>>>

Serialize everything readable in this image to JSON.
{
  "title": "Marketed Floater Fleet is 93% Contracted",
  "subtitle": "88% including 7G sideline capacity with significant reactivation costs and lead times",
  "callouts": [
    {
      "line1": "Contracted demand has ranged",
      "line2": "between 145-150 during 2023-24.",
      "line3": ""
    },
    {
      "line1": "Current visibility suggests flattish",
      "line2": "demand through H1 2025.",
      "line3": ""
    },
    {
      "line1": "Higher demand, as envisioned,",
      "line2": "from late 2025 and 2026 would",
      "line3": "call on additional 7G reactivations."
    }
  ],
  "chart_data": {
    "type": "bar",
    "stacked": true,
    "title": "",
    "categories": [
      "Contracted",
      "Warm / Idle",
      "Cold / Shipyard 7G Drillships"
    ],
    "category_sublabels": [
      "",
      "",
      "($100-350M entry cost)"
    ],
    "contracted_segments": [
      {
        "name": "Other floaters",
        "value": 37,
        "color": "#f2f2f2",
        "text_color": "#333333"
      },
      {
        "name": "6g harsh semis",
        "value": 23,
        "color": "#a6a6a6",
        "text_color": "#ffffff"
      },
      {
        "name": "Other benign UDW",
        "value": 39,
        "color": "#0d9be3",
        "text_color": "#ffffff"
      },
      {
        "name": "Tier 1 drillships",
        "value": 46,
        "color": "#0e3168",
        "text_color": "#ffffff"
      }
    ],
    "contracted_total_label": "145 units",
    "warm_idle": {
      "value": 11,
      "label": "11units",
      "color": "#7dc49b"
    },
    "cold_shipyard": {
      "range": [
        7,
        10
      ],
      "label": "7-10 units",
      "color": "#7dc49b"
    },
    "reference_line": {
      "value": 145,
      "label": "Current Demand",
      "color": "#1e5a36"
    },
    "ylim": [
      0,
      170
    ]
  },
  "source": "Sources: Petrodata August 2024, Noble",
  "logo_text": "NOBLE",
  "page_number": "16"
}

<<<

_Stated task:_ Reproduce the material exactly, with every line intact.

_Output of the exercise:_
Serialize everything readable in this image to JSON.
{
  "title": "Marketed Floater Fleet is 93% Contracted",
  "subtitle": "88% including 7G sideline capacity with significant reactivation costs and lead times",
  "callouts": [
    {
      "line1": "Contracted demand has ranged",
      "line2": "between 145-150 during 2023-24.",
      "line3": ""
    },
    {
      "line1": "Current visibility suggests flattish",
      "line2": "demand through H1 2025.",
      "line3": ""
    },
    {
      "line1": "Higher demand, as envisioned,",
      "line2": "from late 2025 and 2026 would",
      "line3": "call on additional 7G reactivations."
    }
  ],
  "chart_data": {
    "type": "bar",
    "stacked": true,
    "title": "",
    "categories": [
      "Contracted",
      "Warm / Idle",
      "Cold / Shipyard 7G Drillships"
    ],
    "category_sublabels": [
      "",
      "",
      "($100-350M entry cost)"
    ],
    "contracted_segments": [
      {
        "name": "Other floaters",
        "value": 37,
        "color": "#f2f2f2",
        "text_color": "#333333"
      },
      {
        "name": "6g harsh semis",
        "value": 23,
        "color": "#a6a6a6",
        "text_color": "#ffffff"
      },
      {
        "name": "Other benign UDW",
        "value": 39,
        "color": "#0d9be3",
        "text_color": "#ffffff"
      },
      {
        "name": "Tier 1 drillships",
        "value": 46,
        "color": "#0e3168",
        "text_color": "#ffffff"
      }
    ],
    "contracted_total_label": "145 units",
    "warm_idle": {
      "value": 11,
      "label": "11units",
      "color": "#7dc49b"
    },
    "cold_shipyard": {
      "range": [
        7,
        10
      ],
      "label": "7-10 units",
      "color": "#7dc49b"
    },
    "reference_line": {
      "value": 145,
      "label": "Current Demand",
      "color": "#1e5a36"
    },
    "ylim": [
      0,
      170
    ]
  },
  "source": "Sources: Petrodata August 2024, Noble",
  "logo_text": "NOBLE",
  "page_number": "16"
}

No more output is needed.